As seen in the animation, we can transform our data to view the directions of maximum variance. These directions are the principal components of our data.

The mathematical definition

Given a data matrix X \in \mathbb{R}^{N \times P}, we need to compute the eigendecomposition1 of its covariance2:

\begin{align*} \text{cov}(X) &= \left(\dfrac{1}{n - 1}\right) (X - \overline{X})^\top (X - \overline{X})\\ &= V \Lambda V^\top \end{align*}

To do this, we start by computing the covariance of our data matrix, where X is centered (i.e. X - \overline{X})

Next, we compute the eigendecomposition of the covariance:

The computational steps we take to diagonalize the covariance are slightly different, as is described later in the notebook.

The columns of V are eigenvectors that specify the directions of variance while the corresponding diagonal elements of \Lambda are eigenvalues that specify the amount of variance along the eigenvector3.

Finally, the original data matrix can be transformed by projecting it onto the eigenvectors: \widetilde{X} = \left(X - \overline{X}\right) V.

A computational recipe

A computational recipe for PCA
class PCA:
    def __init__(self) -> None:
        self.mean: np.ndarray
        self.eigenvectors: np.ndarray
        self.eigenvalues: np.ndarray

    def fit(self, /, data: np.ndarray) -> None:
        self.mean = data.mean(axis=-2)

1        data_centered = data - self.mean
2        _, s, v_t = np.linalg.svd(data_centered)
::::::::
WRITTEN EXERCISE A: Transcribe the records from their first line through the line holding "output-label-30min: 30 min", inclusive.
The records have no connection to the text above them.

MATERIAL FOR THIS TASK:
::::::::
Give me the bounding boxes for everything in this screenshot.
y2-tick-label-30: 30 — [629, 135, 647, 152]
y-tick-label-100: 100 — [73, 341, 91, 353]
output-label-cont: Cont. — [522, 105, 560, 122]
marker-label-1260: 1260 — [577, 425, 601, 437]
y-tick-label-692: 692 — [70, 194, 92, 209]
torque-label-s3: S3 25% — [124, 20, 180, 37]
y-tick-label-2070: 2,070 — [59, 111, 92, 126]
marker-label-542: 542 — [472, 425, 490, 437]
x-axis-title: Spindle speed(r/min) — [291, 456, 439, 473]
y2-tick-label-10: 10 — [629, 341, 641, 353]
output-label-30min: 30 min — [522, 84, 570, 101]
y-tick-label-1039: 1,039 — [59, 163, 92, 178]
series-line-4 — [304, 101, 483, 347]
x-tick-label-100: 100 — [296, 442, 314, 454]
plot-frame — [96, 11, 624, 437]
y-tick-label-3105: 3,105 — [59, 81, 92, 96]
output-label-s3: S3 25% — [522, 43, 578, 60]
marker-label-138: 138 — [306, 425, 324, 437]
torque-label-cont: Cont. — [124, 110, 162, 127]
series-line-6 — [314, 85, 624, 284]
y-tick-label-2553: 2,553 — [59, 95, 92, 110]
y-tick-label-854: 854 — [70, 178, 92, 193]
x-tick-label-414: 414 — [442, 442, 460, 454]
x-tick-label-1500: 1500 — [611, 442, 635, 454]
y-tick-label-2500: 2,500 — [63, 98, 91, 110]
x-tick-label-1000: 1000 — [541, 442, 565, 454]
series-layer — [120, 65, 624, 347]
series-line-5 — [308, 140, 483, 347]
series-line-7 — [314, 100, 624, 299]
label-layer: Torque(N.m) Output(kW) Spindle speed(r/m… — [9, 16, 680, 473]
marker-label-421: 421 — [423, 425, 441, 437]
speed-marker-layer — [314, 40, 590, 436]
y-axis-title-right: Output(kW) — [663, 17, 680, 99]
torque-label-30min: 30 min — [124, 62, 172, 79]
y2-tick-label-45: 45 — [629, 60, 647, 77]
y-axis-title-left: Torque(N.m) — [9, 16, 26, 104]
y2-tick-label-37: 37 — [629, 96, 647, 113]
::::::::
WRITTEN EXERCISE B: Restate word for word the part of the PCA passage between "To do this, we" and "in the notebook.", inclusive.

WRITTEN RESPONSE A:
Give me the bounding boxes for everything in this screenshot.
y2-tick-label-30: 30 — [629, 135, 647, 152]
y-tick-label-100: 100 — [73, 341, 91, 353]
output-label-cont: Cont. — [522, 105, 560, 122]
marker-label-1260: 1260 — [577, 425, 601, 437]
y-tick-label-692: 692 — [70, 194, 92, 209]
torque-label-s3: S3 25% — [124, 20, 180, 37]
y-tick-label-2070: 2,070 — [59, 111, 92, 126]
marker-label-542: 542 — [472, 425, 490, 437]
x-axis-title: Spindle speed(r/min) — [291, 456, 439, 473]
y2-tick-label-10: 10 — [629, 341, 641, 353]
output-label-30min: 30 min — [522, 84, 570, 101]

WRITTEN RESPONSE B:
To do this, we start by computing the covariance of our data matrix, where X is centered (i.e. X - \overline{X})

Next, we compute the eigendecomposition of the covariance:

The computational steps we take to diagonalize the covariance are slightly different, as is described later in the notebook.